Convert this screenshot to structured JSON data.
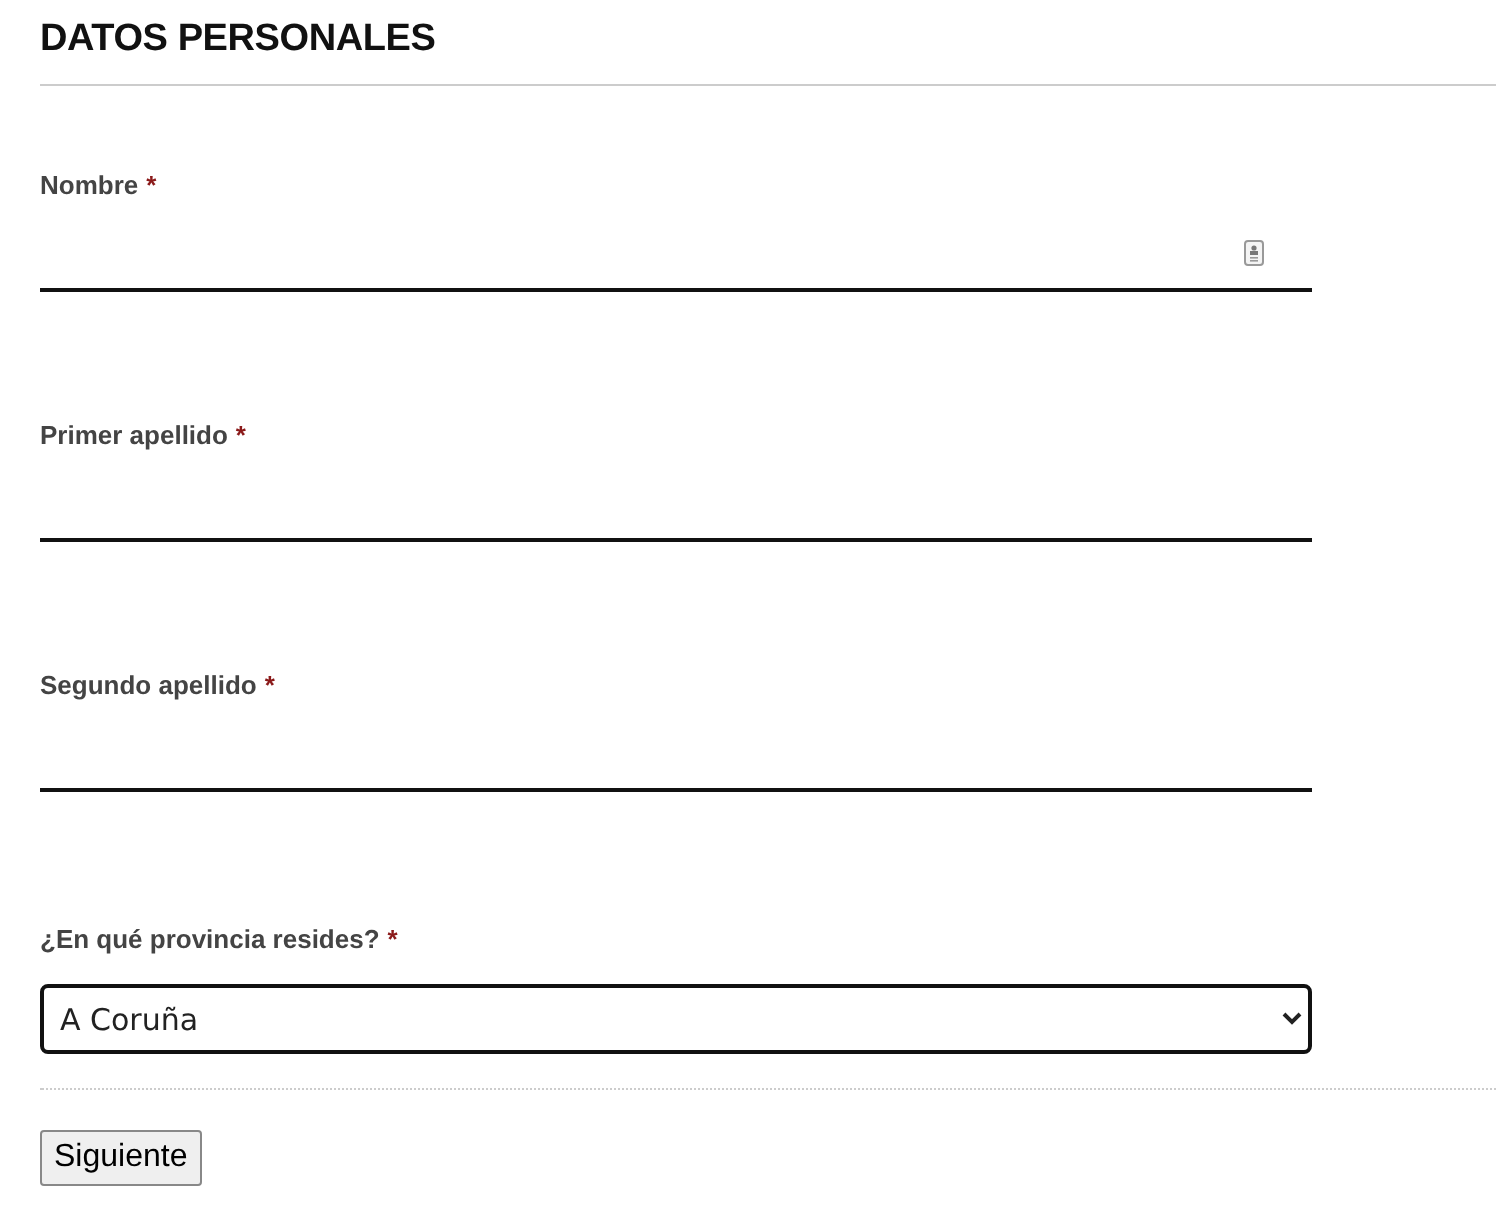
{
  "section_title": "DATOS PERSONALES",
  "fields": [
    {
      "kind": "text",
      "label": "Nombre",
      "required_mark": "*",
      "autofill_icon": true
    },
    {
      "kind": "text",
      "label": "Primer apellido",
      "required_mark": "*",
      "autofill_icon": false
    },
    {
      "kind": "text",
      "label": "Segundo apellido",
      "required_mark": "*",
      "autofill_icon": false
    },
    {
      "kind": "select",
      "label": "¿En qué provincia resides?",
      "required_mark": "*",
      "value": "A Coruña"
    }
  ],
  "buttons": [
    "Siguiente"
  ]
}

- What is required
Extract all the entries word for word; omit any pictures.

- Complete answer
Convert this screenshot to structured JSON data.
{
  "section_title": "DATOS PERSONALES",
  "fields": [
    {
      "kind": "text",
      "label": "Nombre",
      "required_mark": "*",
      "autofill_icon": true
    },
    {
      "kind": "text",
      "label": "Primer apellido",
      "required_mark": "*",
      "autofill_icon": false
    },
    {
      "kind": "text",
      "label": "Segundo apellido",
      "required_mark": "*",
      "autofill_icon": false
    },
    {
      "kind": "select",
      "label": "¿En qué provincia resides?",
      "required_mark": "*",
      "value": "A Coruña"
    }
  ],
  "buttons": [
    "Siguiente"
  ]
}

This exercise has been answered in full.